## Set task:
Gather all lines from the material that contain the word "instance".

[start Data shown]

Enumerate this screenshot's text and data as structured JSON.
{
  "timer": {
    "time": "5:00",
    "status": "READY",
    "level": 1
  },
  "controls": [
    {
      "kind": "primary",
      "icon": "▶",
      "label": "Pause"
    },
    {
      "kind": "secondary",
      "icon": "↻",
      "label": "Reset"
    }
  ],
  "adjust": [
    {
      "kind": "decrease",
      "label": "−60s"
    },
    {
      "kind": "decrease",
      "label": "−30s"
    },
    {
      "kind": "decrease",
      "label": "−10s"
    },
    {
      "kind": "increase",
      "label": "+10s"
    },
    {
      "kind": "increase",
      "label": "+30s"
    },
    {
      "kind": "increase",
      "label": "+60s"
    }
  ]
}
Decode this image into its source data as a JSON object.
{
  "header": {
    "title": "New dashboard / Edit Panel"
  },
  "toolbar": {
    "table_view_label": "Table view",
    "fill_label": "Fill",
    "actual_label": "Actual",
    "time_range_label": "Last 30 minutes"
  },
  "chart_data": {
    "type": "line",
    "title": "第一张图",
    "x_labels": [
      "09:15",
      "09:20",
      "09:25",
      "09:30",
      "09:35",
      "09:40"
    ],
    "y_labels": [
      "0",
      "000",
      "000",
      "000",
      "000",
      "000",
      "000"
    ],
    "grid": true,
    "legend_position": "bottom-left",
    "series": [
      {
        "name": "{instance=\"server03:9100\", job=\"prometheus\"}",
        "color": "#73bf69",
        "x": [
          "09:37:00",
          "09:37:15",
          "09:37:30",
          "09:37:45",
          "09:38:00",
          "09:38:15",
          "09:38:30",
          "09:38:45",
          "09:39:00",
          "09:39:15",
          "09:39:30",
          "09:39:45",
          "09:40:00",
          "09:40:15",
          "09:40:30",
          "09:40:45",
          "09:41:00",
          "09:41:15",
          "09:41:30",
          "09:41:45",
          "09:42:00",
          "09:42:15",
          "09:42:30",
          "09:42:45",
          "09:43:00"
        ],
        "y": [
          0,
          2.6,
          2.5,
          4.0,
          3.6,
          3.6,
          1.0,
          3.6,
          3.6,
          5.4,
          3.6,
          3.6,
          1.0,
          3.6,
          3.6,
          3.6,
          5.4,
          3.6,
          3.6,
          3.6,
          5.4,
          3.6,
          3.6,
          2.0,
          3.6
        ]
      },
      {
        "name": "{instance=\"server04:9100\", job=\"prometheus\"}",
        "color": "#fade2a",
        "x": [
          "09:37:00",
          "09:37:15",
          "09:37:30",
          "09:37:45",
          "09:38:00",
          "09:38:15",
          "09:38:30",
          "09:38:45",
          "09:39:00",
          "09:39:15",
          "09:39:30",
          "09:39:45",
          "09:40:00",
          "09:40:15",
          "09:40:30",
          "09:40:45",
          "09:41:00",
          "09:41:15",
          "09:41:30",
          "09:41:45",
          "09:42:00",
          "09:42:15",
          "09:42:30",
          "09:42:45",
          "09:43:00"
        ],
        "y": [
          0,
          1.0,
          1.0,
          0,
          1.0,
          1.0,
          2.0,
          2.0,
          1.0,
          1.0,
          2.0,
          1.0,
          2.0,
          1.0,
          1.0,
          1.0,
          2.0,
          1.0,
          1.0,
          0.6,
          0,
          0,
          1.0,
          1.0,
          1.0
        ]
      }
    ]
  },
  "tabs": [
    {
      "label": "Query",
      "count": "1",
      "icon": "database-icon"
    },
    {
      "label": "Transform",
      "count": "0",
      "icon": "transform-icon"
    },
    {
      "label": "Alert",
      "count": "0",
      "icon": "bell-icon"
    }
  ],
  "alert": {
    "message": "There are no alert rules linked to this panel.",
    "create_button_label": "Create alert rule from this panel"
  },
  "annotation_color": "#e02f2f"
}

[end Data shown]

## The answer:
        "name": "{instance=\"server03:9100\", job=\"prometheus\"}",
        "name": "{instance=\"server04:9100\", job=\"prometheus\"}",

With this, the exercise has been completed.